● Required work:
In the data below, locate each line with the word "powłoki" and list it.

>> START

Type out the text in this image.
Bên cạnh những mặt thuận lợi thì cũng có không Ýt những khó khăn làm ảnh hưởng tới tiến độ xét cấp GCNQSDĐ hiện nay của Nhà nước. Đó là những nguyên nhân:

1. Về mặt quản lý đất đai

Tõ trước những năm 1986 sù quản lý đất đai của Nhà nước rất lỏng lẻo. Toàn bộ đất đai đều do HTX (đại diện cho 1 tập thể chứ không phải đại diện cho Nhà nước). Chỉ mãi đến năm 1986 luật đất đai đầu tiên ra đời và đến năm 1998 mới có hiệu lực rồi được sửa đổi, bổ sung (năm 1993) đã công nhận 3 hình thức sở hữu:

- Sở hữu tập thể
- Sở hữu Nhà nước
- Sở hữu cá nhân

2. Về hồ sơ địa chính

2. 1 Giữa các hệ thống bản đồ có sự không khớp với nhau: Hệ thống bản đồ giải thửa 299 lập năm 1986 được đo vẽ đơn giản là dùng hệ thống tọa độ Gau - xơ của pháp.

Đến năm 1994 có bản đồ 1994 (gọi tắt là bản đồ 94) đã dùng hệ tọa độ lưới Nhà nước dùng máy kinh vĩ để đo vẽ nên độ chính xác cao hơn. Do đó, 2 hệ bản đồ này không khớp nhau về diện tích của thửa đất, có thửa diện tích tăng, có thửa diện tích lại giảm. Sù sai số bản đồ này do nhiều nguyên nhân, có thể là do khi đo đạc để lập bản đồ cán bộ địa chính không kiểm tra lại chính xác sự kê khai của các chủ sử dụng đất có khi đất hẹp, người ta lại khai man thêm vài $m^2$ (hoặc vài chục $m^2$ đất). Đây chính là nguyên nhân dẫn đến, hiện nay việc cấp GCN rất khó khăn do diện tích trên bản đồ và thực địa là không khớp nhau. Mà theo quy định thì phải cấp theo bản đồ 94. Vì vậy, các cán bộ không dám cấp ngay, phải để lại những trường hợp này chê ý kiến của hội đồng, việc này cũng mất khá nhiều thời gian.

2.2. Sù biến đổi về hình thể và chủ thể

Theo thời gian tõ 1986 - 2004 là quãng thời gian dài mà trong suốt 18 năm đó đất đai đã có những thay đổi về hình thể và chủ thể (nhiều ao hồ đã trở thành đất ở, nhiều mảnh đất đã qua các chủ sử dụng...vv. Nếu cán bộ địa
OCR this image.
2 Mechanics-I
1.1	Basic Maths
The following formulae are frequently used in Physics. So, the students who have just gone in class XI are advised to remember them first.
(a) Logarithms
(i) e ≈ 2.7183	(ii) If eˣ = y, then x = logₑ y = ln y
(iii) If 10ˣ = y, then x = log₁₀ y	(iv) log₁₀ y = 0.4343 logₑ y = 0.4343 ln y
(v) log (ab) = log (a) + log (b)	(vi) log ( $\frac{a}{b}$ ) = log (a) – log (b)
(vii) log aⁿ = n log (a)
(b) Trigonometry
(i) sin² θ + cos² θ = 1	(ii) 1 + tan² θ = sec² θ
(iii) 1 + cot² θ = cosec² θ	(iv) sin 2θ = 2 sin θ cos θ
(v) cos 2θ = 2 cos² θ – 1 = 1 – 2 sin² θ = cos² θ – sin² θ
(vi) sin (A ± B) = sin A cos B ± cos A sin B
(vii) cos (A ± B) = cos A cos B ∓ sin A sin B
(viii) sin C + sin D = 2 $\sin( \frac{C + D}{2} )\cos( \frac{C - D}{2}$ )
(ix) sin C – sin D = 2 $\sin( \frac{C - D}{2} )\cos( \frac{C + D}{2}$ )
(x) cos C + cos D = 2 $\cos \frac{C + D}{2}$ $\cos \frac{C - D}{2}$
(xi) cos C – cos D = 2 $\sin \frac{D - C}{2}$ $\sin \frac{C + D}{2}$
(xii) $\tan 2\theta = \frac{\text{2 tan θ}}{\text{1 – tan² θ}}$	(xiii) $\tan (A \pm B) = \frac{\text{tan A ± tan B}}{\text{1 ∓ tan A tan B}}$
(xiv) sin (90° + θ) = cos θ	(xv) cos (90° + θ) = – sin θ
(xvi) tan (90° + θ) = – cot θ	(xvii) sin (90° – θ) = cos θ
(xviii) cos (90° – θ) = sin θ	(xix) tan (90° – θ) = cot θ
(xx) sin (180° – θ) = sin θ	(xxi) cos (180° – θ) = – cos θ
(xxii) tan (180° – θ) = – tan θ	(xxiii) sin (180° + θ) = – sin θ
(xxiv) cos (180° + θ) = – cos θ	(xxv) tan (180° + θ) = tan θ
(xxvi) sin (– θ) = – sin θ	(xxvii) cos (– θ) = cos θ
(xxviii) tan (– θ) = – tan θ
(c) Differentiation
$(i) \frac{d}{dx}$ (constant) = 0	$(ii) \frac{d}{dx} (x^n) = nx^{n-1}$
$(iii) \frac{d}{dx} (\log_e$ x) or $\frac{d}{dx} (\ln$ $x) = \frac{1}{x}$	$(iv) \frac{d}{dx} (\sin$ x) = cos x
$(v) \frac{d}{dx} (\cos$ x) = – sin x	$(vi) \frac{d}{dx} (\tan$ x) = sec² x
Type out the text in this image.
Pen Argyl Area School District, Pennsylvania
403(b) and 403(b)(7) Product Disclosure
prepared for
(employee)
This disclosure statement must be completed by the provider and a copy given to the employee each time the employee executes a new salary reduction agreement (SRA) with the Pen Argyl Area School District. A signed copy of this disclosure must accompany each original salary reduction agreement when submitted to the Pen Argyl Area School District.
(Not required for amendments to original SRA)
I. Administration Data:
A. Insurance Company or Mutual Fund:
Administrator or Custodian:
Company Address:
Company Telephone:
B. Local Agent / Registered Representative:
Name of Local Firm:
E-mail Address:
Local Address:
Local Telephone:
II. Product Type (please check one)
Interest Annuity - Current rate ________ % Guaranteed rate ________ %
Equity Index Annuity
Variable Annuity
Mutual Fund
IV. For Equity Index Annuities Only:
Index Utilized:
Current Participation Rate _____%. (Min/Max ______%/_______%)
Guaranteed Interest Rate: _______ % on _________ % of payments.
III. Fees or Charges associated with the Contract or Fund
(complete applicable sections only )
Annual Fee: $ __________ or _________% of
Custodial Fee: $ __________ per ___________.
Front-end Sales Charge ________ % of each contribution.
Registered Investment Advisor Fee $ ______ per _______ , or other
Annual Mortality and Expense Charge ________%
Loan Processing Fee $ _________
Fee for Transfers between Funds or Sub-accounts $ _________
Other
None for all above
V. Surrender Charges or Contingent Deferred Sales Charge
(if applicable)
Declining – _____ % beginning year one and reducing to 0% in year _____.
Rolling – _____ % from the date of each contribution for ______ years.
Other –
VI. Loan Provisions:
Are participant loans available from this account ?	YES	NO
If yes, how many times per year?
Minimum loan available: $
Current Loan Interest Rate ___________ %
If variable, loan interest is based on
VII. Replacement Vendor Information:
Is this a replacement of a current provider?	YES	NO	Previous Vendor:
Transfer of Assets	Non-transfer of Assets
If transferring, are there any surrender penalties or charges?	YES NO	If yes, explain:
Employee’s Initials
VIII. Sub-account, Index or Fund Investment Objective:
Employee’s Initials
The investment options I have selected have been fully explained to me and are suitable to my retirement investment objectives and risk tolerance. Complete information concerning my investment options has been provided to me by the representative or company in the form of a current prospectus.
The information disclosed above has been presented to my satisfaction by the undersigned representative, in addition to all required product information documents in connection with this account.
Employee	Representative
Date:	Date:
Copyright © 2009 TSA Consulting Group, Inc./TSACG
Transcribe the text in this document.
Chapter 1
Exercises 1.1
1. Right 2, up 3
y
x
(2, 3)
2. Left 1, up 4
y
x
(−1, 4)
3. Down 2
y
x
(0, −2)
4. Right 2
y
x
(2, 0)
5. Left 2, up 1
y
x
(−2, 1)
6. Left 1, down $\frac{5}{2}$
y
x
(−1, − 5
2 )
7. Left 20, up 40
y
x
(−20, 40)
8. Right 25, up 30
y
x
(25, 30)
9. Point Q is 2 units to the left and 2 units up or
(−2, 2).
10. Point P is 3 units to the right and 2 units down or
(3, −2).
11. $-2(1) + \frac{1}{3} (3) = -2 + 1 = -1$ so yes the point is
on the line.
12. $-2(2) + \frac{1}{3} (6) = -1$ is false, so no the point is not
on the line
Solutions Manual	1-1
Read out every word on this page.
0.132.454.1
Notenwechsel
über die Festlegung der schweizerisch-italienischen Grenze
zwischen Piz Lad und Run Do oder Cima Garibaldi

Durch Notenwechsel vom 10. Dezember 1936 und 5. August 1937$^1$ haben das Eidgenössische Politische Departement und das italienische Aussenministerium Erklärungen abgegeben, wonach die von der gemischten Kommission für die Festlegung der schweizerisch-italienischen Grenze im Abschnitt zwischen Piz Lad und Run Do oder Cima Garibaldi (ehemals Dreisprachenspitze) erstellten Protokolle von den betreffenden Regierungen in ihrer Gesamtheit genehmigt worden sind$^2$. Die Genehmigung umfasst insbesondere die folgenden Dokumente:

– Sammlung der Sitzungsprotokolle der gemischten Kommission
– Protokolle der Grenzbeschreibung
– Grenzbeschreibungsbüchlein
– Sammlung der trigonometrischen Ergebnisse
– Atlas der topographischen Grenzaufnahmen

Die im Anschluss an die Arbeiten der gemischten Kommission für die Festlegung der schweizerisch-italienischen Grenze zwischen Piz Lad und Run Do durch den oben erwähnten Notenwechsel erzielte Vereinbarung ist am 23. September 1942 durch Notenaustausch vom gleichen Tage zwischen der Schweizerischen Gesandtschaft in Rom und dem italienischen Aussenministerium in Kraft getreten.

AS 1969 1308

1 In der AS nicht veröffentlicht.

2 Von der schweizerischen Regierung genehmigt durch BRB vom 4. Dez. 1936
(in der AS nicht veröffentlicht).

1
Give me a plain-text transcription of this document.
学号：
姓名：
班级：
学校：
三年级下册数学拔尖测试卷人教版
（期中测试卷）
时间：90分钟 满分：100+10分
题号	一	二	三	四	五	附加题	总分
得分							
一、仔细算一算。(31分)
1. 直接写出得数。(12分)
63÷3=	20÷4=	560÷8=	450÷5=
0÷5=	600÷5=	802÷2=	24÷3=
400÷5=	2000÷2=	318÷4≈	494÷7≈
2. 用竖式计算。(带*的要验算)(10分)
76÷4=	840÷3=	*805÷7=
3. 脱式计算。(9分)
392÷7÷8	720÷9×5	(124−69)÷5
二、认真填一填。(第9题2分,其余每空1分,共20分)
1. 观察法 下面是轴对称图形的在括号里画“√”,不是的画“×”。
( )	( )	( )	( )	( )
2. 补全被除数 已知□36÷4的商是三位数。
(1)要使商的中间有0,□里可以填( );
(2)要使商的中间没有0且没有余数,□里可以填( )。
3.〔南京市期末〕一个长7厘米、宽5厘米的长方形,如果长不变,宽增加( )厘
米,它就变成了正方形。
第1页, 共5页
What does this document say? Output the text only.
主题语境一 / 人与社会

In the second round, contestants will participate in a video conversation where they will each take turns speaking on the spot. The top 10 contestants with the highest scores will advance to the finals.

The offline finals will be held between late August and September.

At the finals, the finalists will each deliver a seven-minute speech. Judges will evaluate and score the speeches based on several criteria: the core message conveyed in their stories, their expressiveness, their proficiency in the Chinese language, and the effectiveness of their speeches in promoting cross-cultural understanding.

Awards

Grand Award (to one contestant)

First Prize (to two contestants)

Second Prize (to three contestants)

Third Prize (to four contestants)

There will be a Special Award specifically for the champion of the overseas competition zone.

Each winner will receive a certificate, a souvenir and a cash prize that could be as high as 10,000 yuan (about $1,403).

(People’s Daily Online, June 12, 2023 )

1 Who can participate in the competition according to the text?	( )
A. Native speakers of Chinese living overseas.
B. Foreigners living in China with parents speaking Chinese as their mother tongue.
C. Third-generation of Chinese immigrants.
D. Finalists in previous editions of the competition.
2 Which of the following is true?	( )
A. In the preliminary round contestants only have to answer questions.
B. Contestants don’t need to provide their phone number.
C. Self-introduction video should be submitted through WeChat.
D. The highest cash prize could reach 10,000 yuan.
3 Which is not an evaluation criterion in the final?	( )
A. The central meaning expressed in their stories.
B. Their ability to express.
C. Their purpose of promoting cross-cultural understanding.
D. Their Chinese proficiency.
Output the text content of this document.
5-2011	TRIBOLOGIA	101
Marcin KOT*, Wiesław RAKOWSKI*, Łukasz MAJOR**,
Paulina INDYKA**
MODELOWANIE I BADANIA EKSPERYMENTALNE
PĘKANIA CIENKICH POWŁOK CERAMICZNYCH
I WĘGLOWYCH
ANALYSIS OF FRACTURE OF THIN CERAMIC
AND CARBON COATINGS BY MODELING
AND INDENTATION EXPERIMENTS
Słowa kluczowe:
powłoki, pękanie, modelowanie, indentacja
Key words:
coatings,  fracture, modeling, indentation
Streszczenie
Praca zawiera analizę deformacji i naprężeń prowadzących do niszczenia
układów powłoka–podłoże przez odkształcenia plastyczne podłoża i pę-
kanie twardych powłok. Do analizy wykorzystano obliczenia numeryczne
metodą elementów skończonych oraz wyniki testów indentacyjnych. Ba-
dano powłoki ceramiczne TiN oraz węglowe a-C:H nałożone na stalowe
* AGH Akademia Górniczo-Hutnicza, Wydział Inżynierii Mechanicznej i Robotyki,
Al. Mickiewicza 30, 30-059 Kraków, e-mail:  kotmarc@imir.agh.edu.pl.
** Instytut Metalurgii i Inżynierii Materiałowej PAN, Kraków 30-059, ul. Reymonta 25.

>> END

● Solution:
powłoki, pękanie, modelowanie, indentacja
dano powłoki ceramiczne TiN oraz węglowe a-C:H nałożone na stalowe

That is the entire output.